> [WHAT THE TASK ASKS]
Will you write out, word for word, every line from the one with "Read out every word on this page." to the final line of the data below, with the pictures left out?

> [Data extracted from a collection]
□ □ □ □ □
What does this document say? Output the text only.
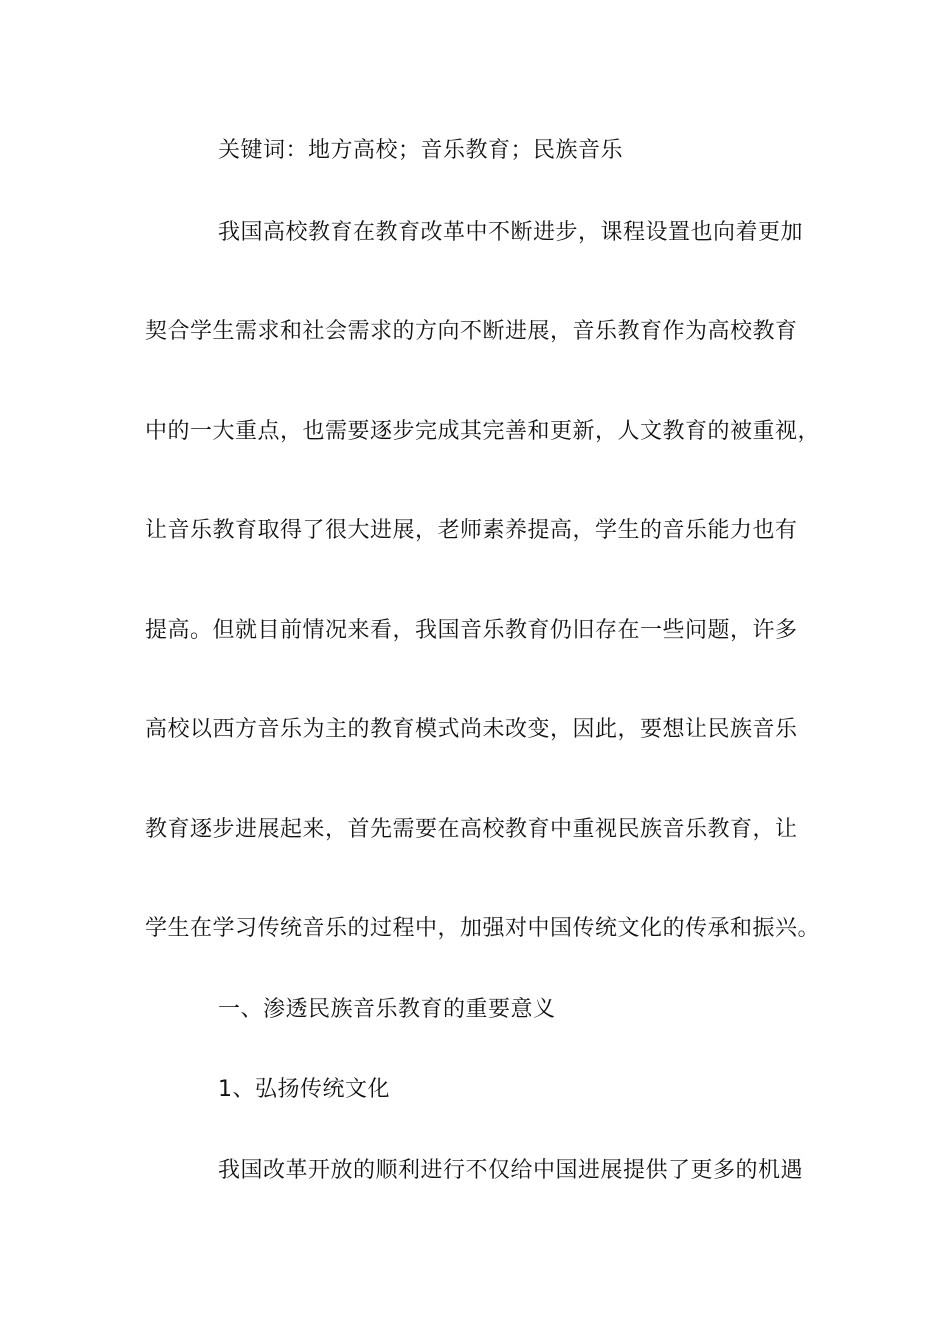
关键词：地方高校；音乐教育；民族音乐
我国高校教育在教育改革中不断进步，课程设置也向着更加
契合学生需求和社会需求的方向不断进展，音乐教育作为高校教育
中的一大重点，也需要逐步完成其完善和更新，人文教育的被重视，
让音乐教育取得了很大进展，老师素养提高，学生的音乐能力也有
提高。但就目前情况来看，我国音乐教育仍旧存在一些问题，许多
高校以西方音乐为主的教育模式尚未改变，因此，要想让民族音乐
教育逐步进展起来，首先需要在高校教育中重视民族音乐教育，让
学生在学习传统音乐的过程中，加强对中国传统文化的传承和振兴。
一、渗透民族音乐教育的重要意义
1、弘扬传统文化
我国改革开放的顺利进行不仅给中国进展提供了更多的机遇
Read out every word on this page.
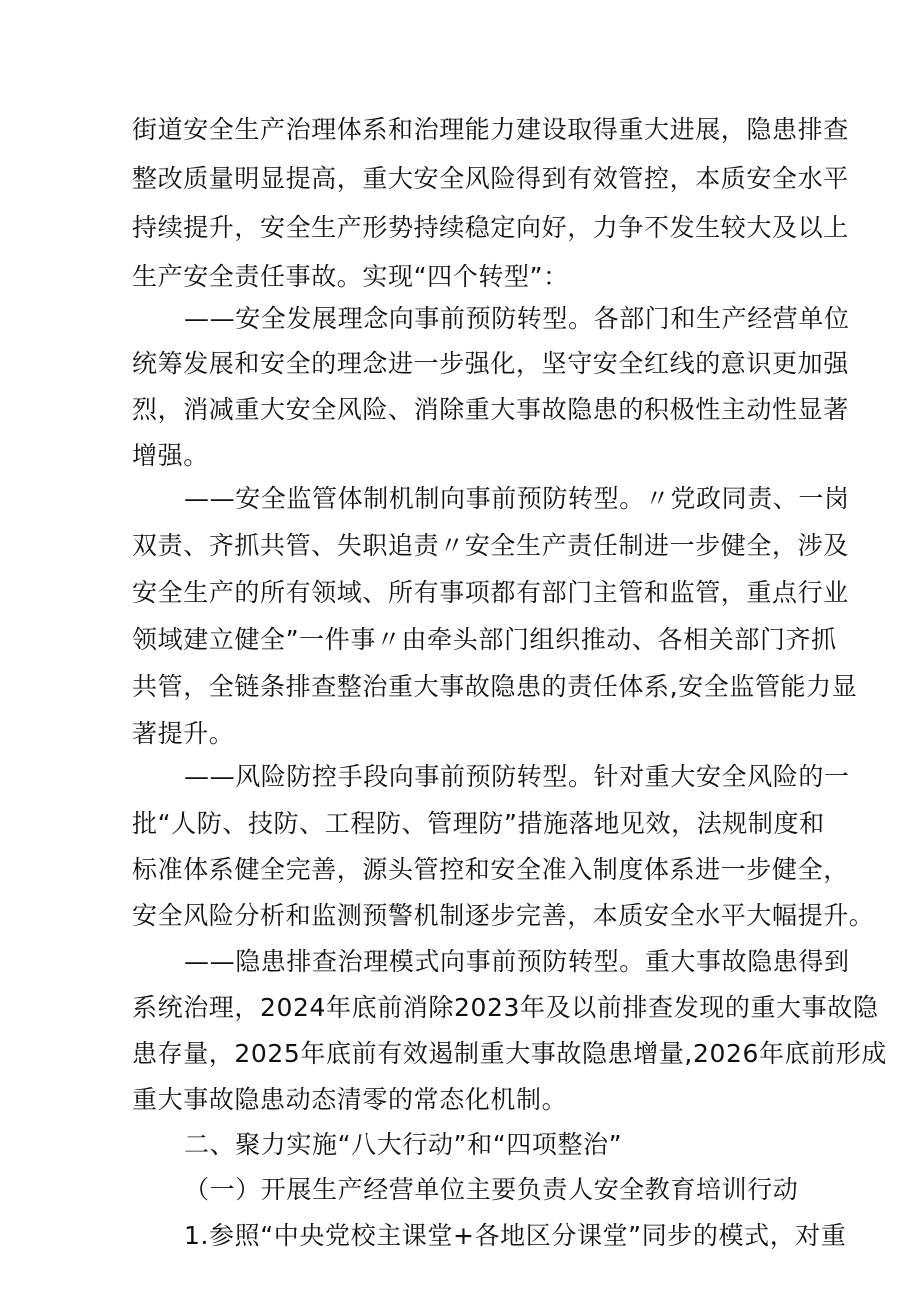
街道安全生产治理体系和治理能力建设取得重大进展，隐患排查
整改质量明显提高，重大安全风险得到有效管控，本质安全水平
持续提升，安全生产形势持续稳定向好，力争不发生较大及以上
生产安全责任事故。实现“四个转型”：
——安全发展理念向事前预防转型。各部门和生产经营单位
统筹发展和安全的理念进一步强化，坚守安全红线的意识更加强
烈，消减重大安全风险、消除重大事故隐患的积极性主动性显著
增强。
——安全监管体制机制向事前预防转型。〃党政同责、一岗
双责、齐抓共管、失职追责〃安全生产责任制进一步健全，涉及
安全生产的所有领域、所有事项都有部门主管和监管，重点行业
领域建立健全”一件事〃由牵头部门组织推动、各相关部门齐抓
共管，全链条排查整治重大事故隐患的责任体系,安全监管能力显
著提升。
——风险防控手段向事前预防转型。针对重大安全风险的一
批“人防、技防、工程防、管理防”措施落地见效，法规制度和
标准体系健全完善，源头管控和安全准入制度体系进一步健全，
安全风险分析和监测预警机制逐步完善，本质安全水平大幅提升。
——隐患排查治理模式向事前预防转型。重大事故隐患得到
系统治理，2024年底前消除2023年及以前排查发现的重大事故隐
患存量，2025年底前有效遏制重大事故隐患增量,2026年底前形成
重大事故隐患动态清零的常态化机制。
二、聚力实施“八大行动”和“四项整治”
（一）开展生产经营单位主要负责人安全教育培训行动
1.参照“中央党校主课堂+各地区分课堂”同步的模式，对重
□ □ □ □ □
> [COMPLETED TASK]
Read out every word on this page.
街道安全生产治理体系和治理能力建设取得重大进展，隐患排查
整改质量明显提高，重大安全风险得到有效管控，本质安全水平
持续提升，安全生产形势持续稳定向好，力争不发生较大及以上
生产安全责任事故。实现“四个转型”：
——安全发展理念向事前预防转型。各部门和生产经营单位
统筹发展和安全的理念进一步强化，坚守安全红线的意识更加强
烈，消减重大安全风险、消除重大事故隐患的积极性主动性显著
增强。
——安全监管体制机制向事前预防转型。〃党政同责、一岗
双责、齐抓共管、失职追责〃安全生产责任制进一步健全，涉及
安全生产的所有领域、所有事项都有部门主管和监管，重点行业
领域建立健全”一件事〃由牵头部门组织推动、各相关部门齐抓
共管，全链条排查整治重大事故隐患的责任体系,安全监管能力显
著提升。
——风险防控手段向事前预防转型。针对重大安全风险的一
批“人防、技防、工程防、管理防”措施落地见效，法规制度和
标准体系健全完善，源头管控和安全准入制度体系进一步健全，
安全风险分析和监测预警机制逐步完善，本质安全水平大幅提升。
——隐患排查治理模式向事前预防转型。重大事故隐患得到
系统治理，2024年底前消除2023年及以前排查发现的重大事故隐
患存量，2025年底前有效遏制重大事故隐患增量,2026年底前形成
重大事故隐患动态清零的常态化机制。
二、聚力实施“八大行动”和“四项整治”
（一）开展生产经营单位主要负责人安全教育培训行动
1.参照“中央党校主课堂+各地区分课堂”同步的模式，对重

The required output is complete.